• **Work to be completed**: Below are some records; repeat them all exactly, minus the pictures.

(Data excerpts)
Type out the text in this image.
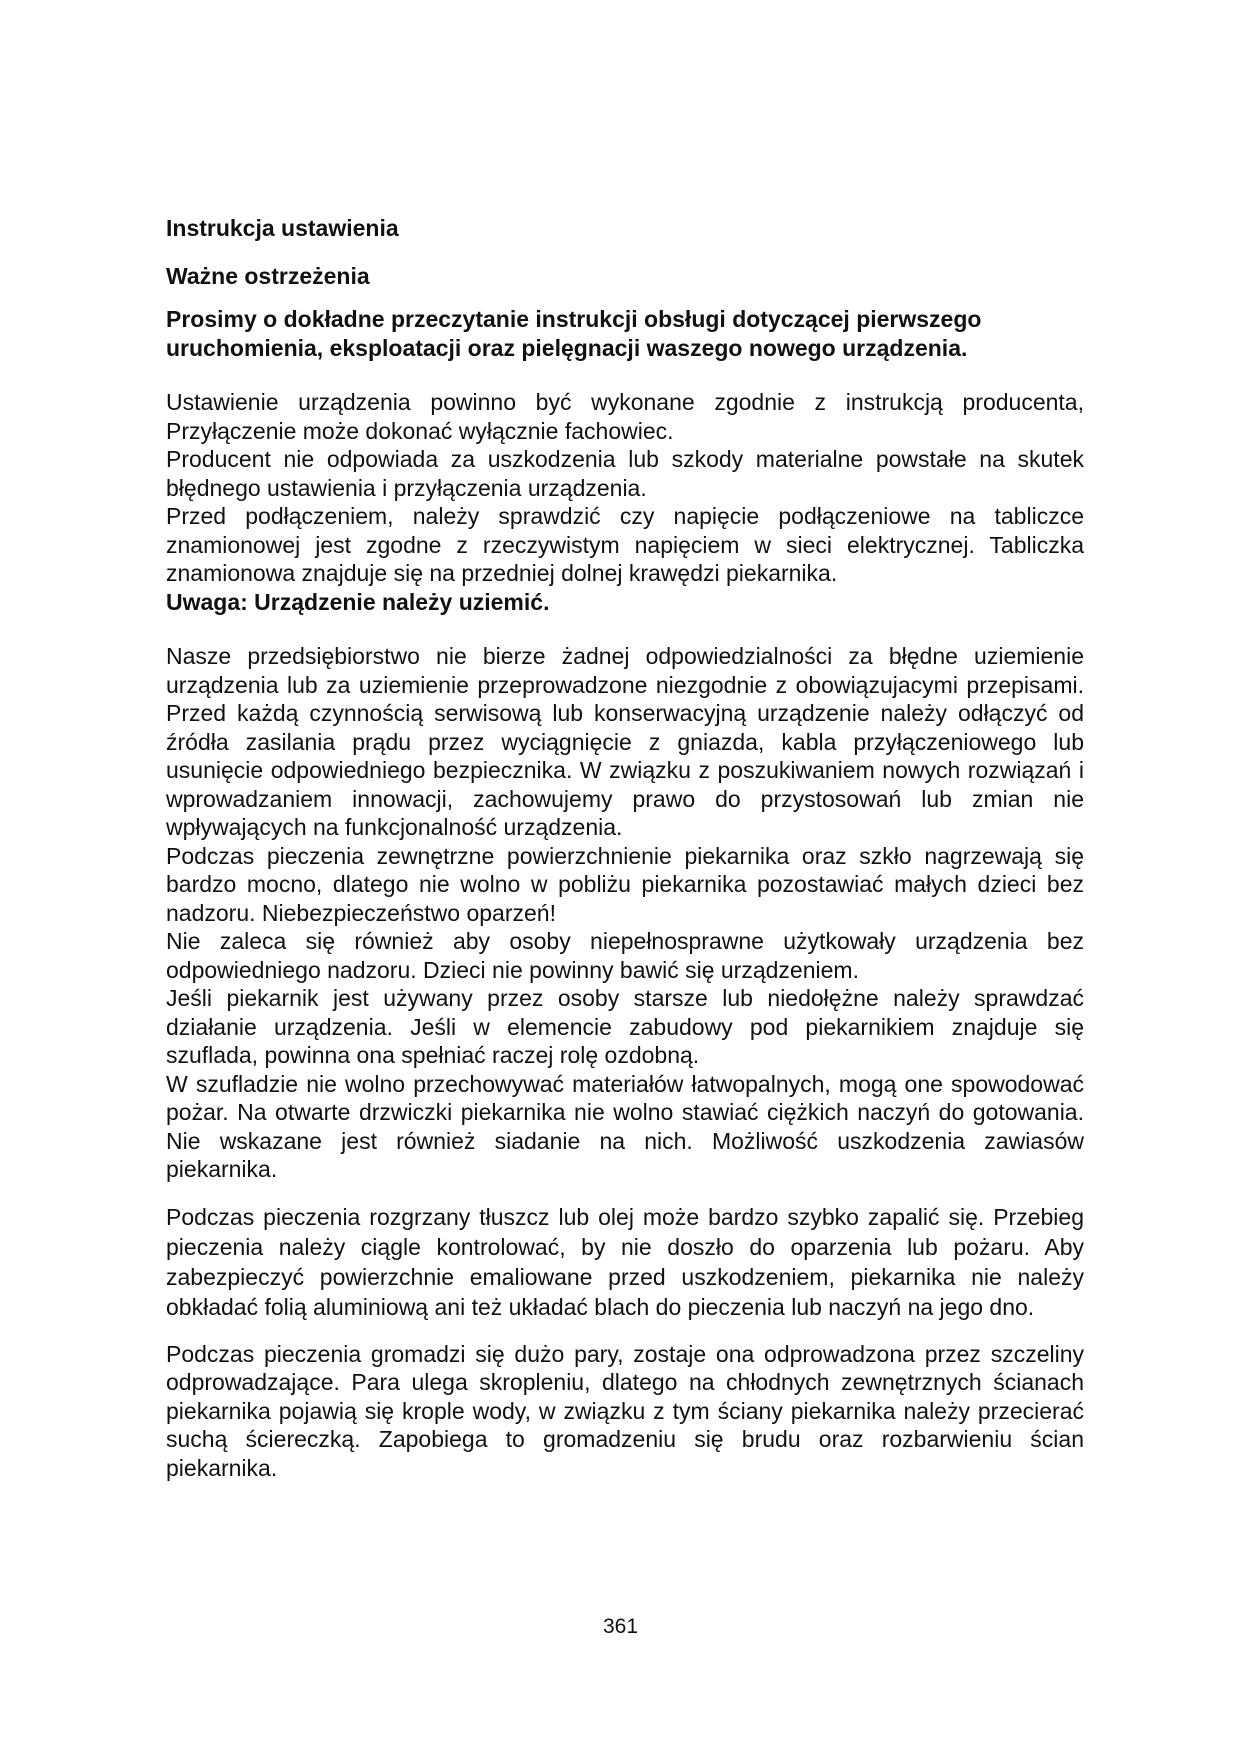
Instrukcja ustawienia
Ważne ostrzeżenia
Prosimy o dokładne przeczytanie instrukcji obsługi dotyczącej pierwszego uruchomienia, eksploatacji oraz pielęgnacji waszego nowego urządzenia.

Ustawienie urządzenia powinno być wykonane zgodnie z instrukcją producenta, Przyłączenie może dokonać wyłącznie fachowiec.

Producent nie odpowiada za uszkodzenia lub szkody materialne powstałe na skutek błędnego ustawienia i przyłączenia urządzenia.

Przed podłączeniem, należy sprawdzić czy napięcie podłączeniowe na tabliczce znamionowej jest zgodne z rzeczywistym napięciem w sieci elektrycznej. Tabliczka znamionowa znajduje się na przedniej dolnej krawędzi piekarnika.

Uwaga: Urządzenie należy uziemić.

Nasze przedsiębiorstwo nie bierze żadnej odpowiedzialności za błędne uziemienie urządzenia lub za uziemienie przeprowadzone niezgodnie z obowiązujacymi przepisami. Przed każdą czynnością serwisową lub konserwacyjną urządzenie należy odłączyć od źródła zasilania prądu przez wyciągnięcie z gniazda, kabla przyłączeniowego lub usunięcie odpowiedniego bezpiecznika. W związku z poszukiwaniem nowych rozwiązań i wprowadzaniem innowacji, zachowujemy prawo do przystosowań lub zmian nie wpływających na funkcjonalność urządzenia.

Podczas pieczenia zewnętrzne powierzchnienie piekarnika oraz szkło nagrzewają się bardzo mocno, dlatego nie wolno w pobliżu piekarnika pozostawiać małych dzieci bez nadzoru. Niebezpieczeństwo oparzeń!

Nie zaleca się również aby osoby niepełnosprawne użytkowały urządzenia bez odpowiedniego nadzoru. Dzieci nie powinny bawić się urządzeniem.

Jeśli piekarnik jest używany przez osoby starsze lub niedołężne należy sprawdzać działanie urządzenia. Jeśli w elemencie zabudowy pod piekarnikiem znajduje się szuflada, powinna ona spełniać raczej rolę ozdobną.

W szufladzie nie wolno przechowywać materiałów łatwopalnych, mogą one spowodować pożar. Na otwarte drzwiczki piekarnika nie wolno stawiać ciężkich naczyń do gotowania. Nie wskazane jest również siadanie na nich. Możliwość uszkodzenia zawiasów piekarnika.

Podczas pieczenia rozgrzany tłuszcz lub olej może bardzo szybko zapalić się. Przebieg pieczenia należy ciągle kontrolować, by nie doszło do oparzenia lub pożaru. Aby zabezpieczyć powierzchnie emaliowane przed uszkodzeniem, piekarnika nie należy obkładać folią aluminiową ani też układać blach do pieczenia lub naczyń na jego dno.

Podczas pieczenia gromadzi się dużo pary, zostaje ona odprowadzona przez szczeliny odprowadzające. Para ulega skropleniu, dlatego na chłodnych zewnętrznych ścianach piekarnika pojawią się krople wody, w związku z tym ściany piekarnika należy przecierać suchą ściereczką. Zapobiega to gromadzeniu się brudu oraz rozbarwieniu ścian piekarnika.

361
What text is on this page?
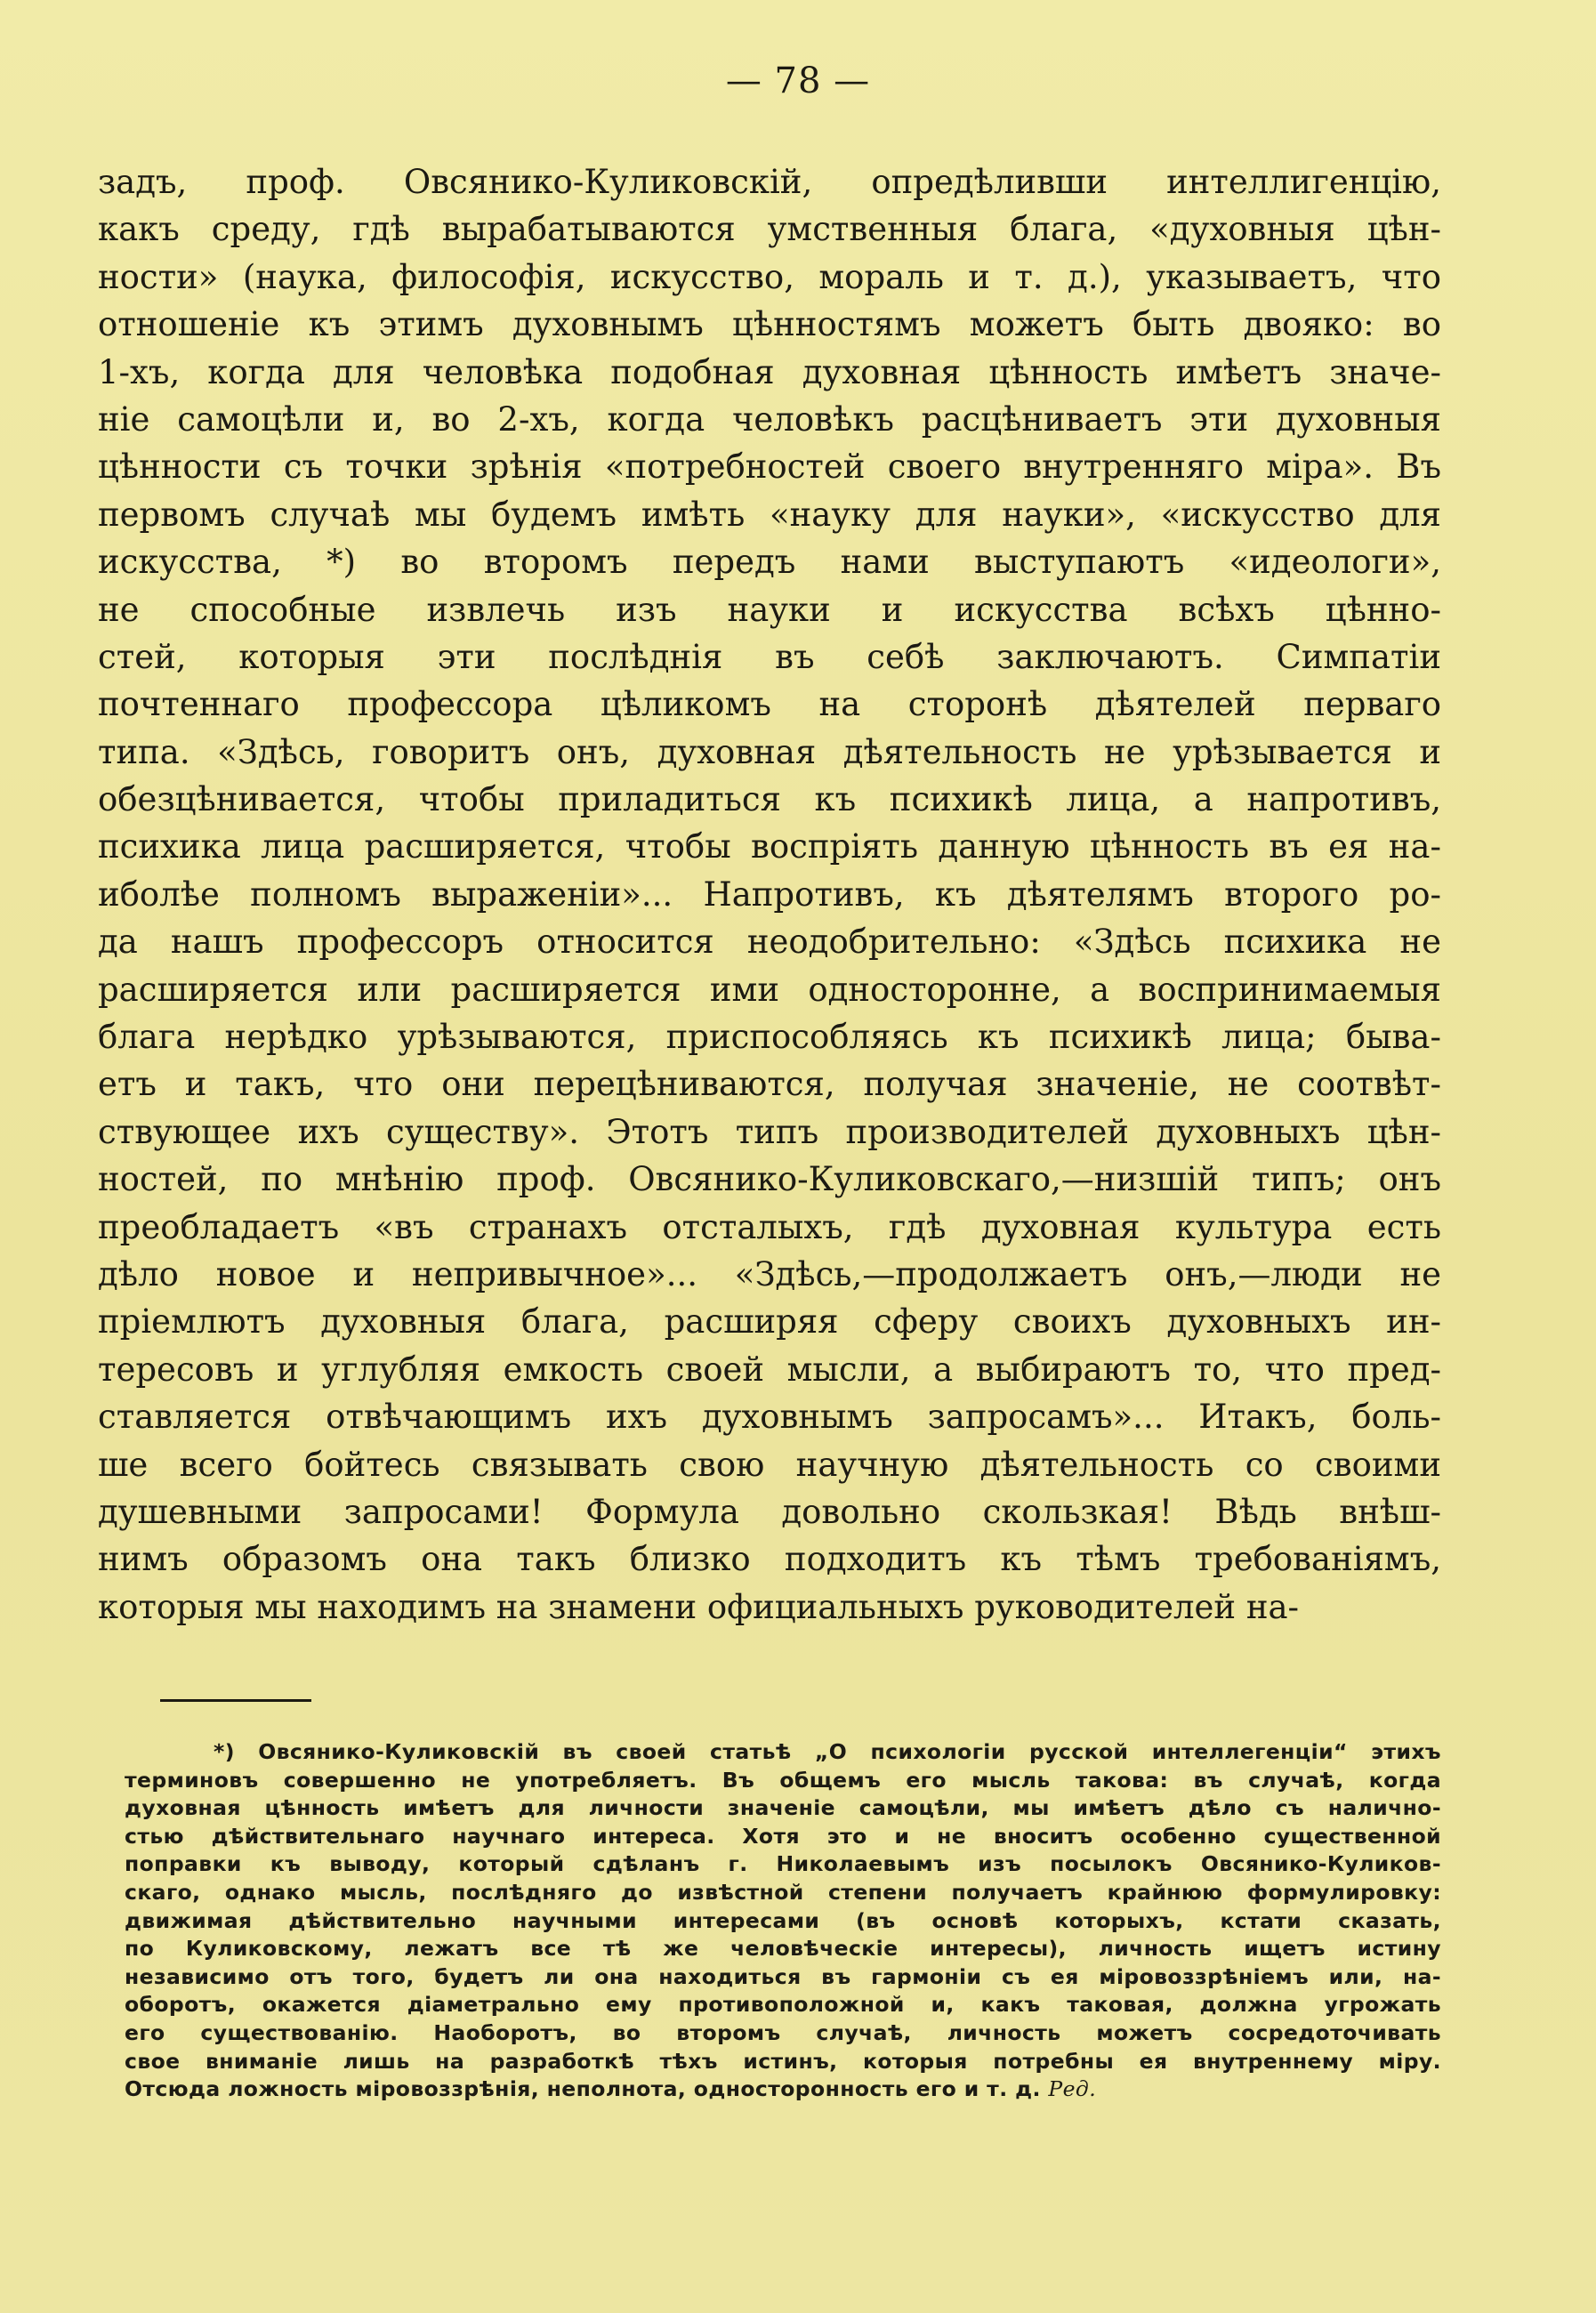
— 78 —
задъ, проф. Овсянико-Куликовскій, опредѣливши интеллигенцію,
какъ среду, гдѣ вырабатываются умственныя блага, «духовныя цѣн-
ности» (наука, философія, искусство, мораль и т. д.), указываетъ, что
отношеніе къ этимъ духовнымъ цѣнностямъ можетъ быть двояко: во
1-хъ, когда для человѣка подобная духовная цѣнность имѣетъ значе-
ніе самоцѣли и, во 2-хъ, когда человѣкъ расцѣниваетъ эти духовныя
цѣнности съ точки зрѣнія «потребностей своего внутренняго міра». Въ
первомъ случаѣ мы будемъ имѣть «науку для науки», «искусство для
искусства, *) во второмъ передъ нами выступаютъ «идеологи»,
не способные извлечь изъ науки и искусства всѣхъ цѣнно-
стей, которыя эти послѣднія въ себѣ заключаютъ. Симпатіи
почтеннаго профессора цѣликомъ на сторонѣ дѣятелей перваго
типа. «Здѣсь, говоритъ онъ, духовная дѣятельность не урѣзывается и
обезцѣнивается, чтобы приладиться къ психикѣ лица, а напротивъ,
психика лица расширяется, чтобы воспріять данную цѣнность въ ея на-
иболѣе полномъ выраженіи»... Напротивъ, къ дѣятелямъ второго ро-
да нашъ профессоръ относится неодобрительно: «Здѣсь психика не
расширяется или расширяется ими односторонне, а воспринимаемыя
блага нерѣдко урѣзываются, приспособляясь къ психикѣ лица; быва-
етъ и такъ, что они перецѣниваются, получая значеніе, не соотвѣт-
ствующее ихъ существу». Этотъ типъ производителей духовныхъ цѣн-
ностей, по мнѣнію проф. Овсянико-Куликовскаго,—низшій типъ; онъ
преобладаетъ «въ странахъ отсталыхъ, гдѣ духовная культура есть
дѣло новое и непривычное»... «Здѣсь,—продолжаетъ онъ,—люди не
пріемлютъ духовныя блага, расширяя сферу своихъ духовныхъ ин-
тересовъ и углубляя емкость своей мысли, а выбираютъ то, что пред-
ставляется отвѣчающимъ ихъ духовнымъ запросамъ»... Итакъ, боль-
ше всего бойтесь связывать свою научную дѣятельность со своими
душевными запросами! Формула довольно скользкая! Вѣдь внѣш-
нимъ образомъ она такъ близко подходитъ къ тѣмъ требованіямъ,
которыя мы находимъ на знамени официальныхъ руководителей на-
*) Овсянико-Куликовскій въ своей статьѣ „О психологіи русской интеллегенціи“ этихъ
терминовъ совершенно не употребляетъ. Въ общемъ его мысль такова: въ случаѣ, когда
духовная цѣнность имѣетъ для личности значеніе самоцѣли, мы имѣетъ дѣло съ наличнo-
стью дѣйствительнаго научнаго интереса. Хотя это и не вноситъ особенно существенной
поправки къ выводу, который сдѣланъ г. Николаевымъ изъ посылокъ Овсянико-Куликов-
скаго, однако мысль, послѣдняго до извѣстной степени получаетъ крайнюю формулировку:
движимая дѣйствительно научными интересами (въ основѣ которыхъ, кстати сказать,
по Куликовскому, лежатъ все тѣ же человѣческіе интересы), личность ищетъ истину
независимо отъ того, будетъ ли она находиться въ гармоніи съ ея міровоззрѣніемъ или, на-
оборотъ, окажется діаметрально ему противоположной и, какъ таковая, должна угрожать
его существованію. Наоборотъ, во второмъ случаѣ, личность можетъ сосредоточивать
свое вниманіе лишь на разработкѣ тѣхъ истинъ, которыя потребны ея внутреннему міру.
Отсюда ложность міровоззрѣнія, неполнота, односторонность его и т. д. Ред.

• **Exercise result**:
Type out the text in this image.
Instrukcja ustawienia
Ważne ostrzeżenia
Prosimy o dokładne przeczytanie instrukcji obsługi dotyczącej pierwszego uruchomienia, eksploatacji oraz pielęgnacji waszego nowego urządzenia.

Ustawienie urządzenia powinno być wykonane zgodnie z instrukcją producenta, Przyłączenie może dokonać wyłącznie fachowiec.

Producent nie odpowiada za uszkodzenia lub szkody materialne powstałe na skutek błędnego ustawienia i przyłączenia urządzenia.

Przed podłączeniem, należy sprawdzić czy napięcie podłączeniowe na tabliczce znamionowej jest zgodne z rzeczywistym napięciem w sieci elektrycznej. Tabliczka znamionowa znajduje się na przedniej dolnej krawędzi piekarnika.

Uwaga: Urządzenie należy uziemić.

Nasze przedsiębiorstwo nie bierze żadnej odpowiedzialności za błędne uziemienie urządzenia lub za uziemienie przeprowadzone niezgodnie z obowiązujacymi przepisami. Przed każdą czynnością serwisową lub konserwacyjną urządzenie należy odłączyć od źródła zasilania prądu przez wyciągnięcie z gniazda, kabla przyłączeniowego lub usunięcie odpowiedniego bezpiecznika. W związku z poszukiwaniem nowych rozwiązań i wprowadzaniem innowacji, zachowujemy prawo do przystosowań lub zmian nie wpływających na funkcjonalność urządzenia.

Podczas pieczenia zewnętrzne powierzchnienie piekarnika oraz szkło nagrzewają się bardzo mocno, dlatego nie wolno w pobliżu piekarnika pozostawiać małych dzieci bez nadzoru. Niebezpieczeństwo oparzeń!

Nie zaleca się również aby osoby niepełnosprawne użytkowały urządzenia bez odpowiedniego nadzoru. Dzieci nie powinny bawić się urządzeniem.

Jeśli piekarnik jest używany przez osoby starsze lub niedołężne należy sprawdzać działanie urządzenia. Jeśli w elemencie zabudowy pod piekarnikiem znajduje się szuflada, powinna ona spełniać raczej rolę ozdobną.

W szufladzie nie wolno przechowywać materiałów łatwopalnych, mogą one spowodować pożar. Na otwarte drzwiczki piekarnika nie wolno stawiać ciężkich naczyń do gotowania. Nie wskazane jest również siadanie na nich. Możliwość uszkodzenia zawiasów piekarnika.

Podczas pieczenia rozgrzany tłuszcz lub olej może bardzo szybko zapalić się. Przebieg pieczenia należy ciągle kontrolować, by nie doszło do oparzenia lub pożaru. Aby zabezpieczyć powierzchnie emaliowane przed uszkodzeniem, piekarnika nie należy obkładać folią aluminiową ani też układać blach do pieczenia lub naczyń na jego dno.

Podczas pieczenia gromadzi się dużo pary, zostaje ona odprowadzona przez szczeliny odprowadzające. Para ulega skropleniu, dlatego na chłodnych zewnętrznych ścianach piekarnika pojawią się krople wody, w związku z tym ściany piekarnika należy przecierać suchą ściereczką. Zapobiega to gromadzeniu się brudu oraz rozbarwieniu ścian piekarnika.

361
What text is on this page?
— 78 —
задъ, проф. Овсянико-Куликовскій, опредѣливши интеллигенцію,
какъ среду, гдѣ вырабатываются умственныя блага, «духовныя цѣн-
ности» (наука, философія, искусство, мораль и т. д.), указываетъ, что
отношеніе къ этимъ духовнымъ цѣнностямъ можетъ быть двояко: во
1-хъ, когда для человѣка подобная духовная цѣнность имѣетъ значе-
ніе самоцѣли и, во 2-хъ, когда человѣкъ расцѣниваетъ эти духовныя
цѣнности съ точки зрѣнія «потребностей своего внутренняго міра». Въ
первомъ случаѣ мы будемъ имѣть «науку для науки», «искусство для
искусства, *) во второмъ передъ нами выступаютъ «идеологи»,
не способные извлечь изъ науки и искусства всѣхъ цѣнно-
стей, которыя эти послѣднія въ себѣ заключаютъ. Симпатіи
почтеннаго профессора цѣликомъ на сторонѣ дѣятелей перваго
типа. «Здѣсь, говоритъ онъ, духовная дѣятельность не урѣзывается и
обезцѣнивается, чтобы приладиться къ психикѣ лица, а напротивъ,
психика лица расширяется, чтобы воспріять данную цѣнность въ ея на-
иболѣе полномъ выраженіи»... Напротивъ, къ дѣятелямъ второго ро-
да нашъ профессоръ относится неодобрительно: «Здѣсь психика не
расширяется или расширяется ими односторонне, а воспринимаемыя
блага нерѣдко урѣзываются, приспособляясь къ психикѣ лица; быва-
етъ и такъ, что они перецѣниваются, получая значеніе, не соотвѣт-
ствующее ихъ существу». Этотъ типъ производителей духовныхъ цѣн-
ностей, по мнѣнію проф. Овсянико-Куликовскаго,—низшій типъ; онъ
преобладаетъ «въ странахъ отсталыхъ, гдѣ духовная культура есть
дѣло новое и непривычное»... «Здѣсь,—продолжаетъ онъ,—люди не
пріемлютъ духовныя блага, расширяя сферу своихъ духовныхъ ин-
тересовъ и углубляя емкость своей мысли, а выбираютъ то, что пред-
ставляется отвѣчающимъ ихъ духовнымъ запросамъ»... Итакъ, боль-
ше всего бойтесь связывать свою научную дѣятельность со своими
душевными запросами! Формула довольно скользкая! Вѣдь внѣш-
нимъ образомъ она такъ близко подходитъ къ тѣмъ требованіямъ,
которыя мы находимъ на знамени официальныхъ руководителей на-
*) Овсянико-Куликовскій въ своей статьѣ „О психологіи русской интеллегенціи“ этихъ
терминовъ совершенно не употребляетъ. Въ общемъ его мысль такова: въ случаѣ, когда
духовная цѣнность имѣетъ для личности значеніе самоцѣли, мы имѣетъ дѣло съ наличнo-
стью дѣйствительнаго научнаго интереса. Хотя это и не вноситъ особенно существенной
поправки къ выводу, который сдѣланъ г. Николаевымъ изъ посылокъ Овсянико-Куликов-
скаго, однако мысль, послѣдняго до извѣстной степени получаетъ крайнюю формулировку:
движимая дѣйствительно научными интересами (въ основѣ которыхъ, кстати сказать,
по Куликовскому, лежатъ все тѣ же человѣческіе интересы), личность ищетъ истину
независимо отъ того, будетъ ли она находиться въ гармоніи съ ея міровоззрѣніемъ или, на-
оборотъ, окажется діаметрально ему противоположной и, какъ таковая, должна угрожать
его существованію. Наоборотъ, во второмъ случаѣ, личность можетъ сосредоточивать
свое вниманіе лишь на разработкѣ тѣхъ истинъ, которыя потребны ея внутреннему міру.
Отсюда ложность міровоззрѣнія, неполнота, односторонность его и т. д. Ред.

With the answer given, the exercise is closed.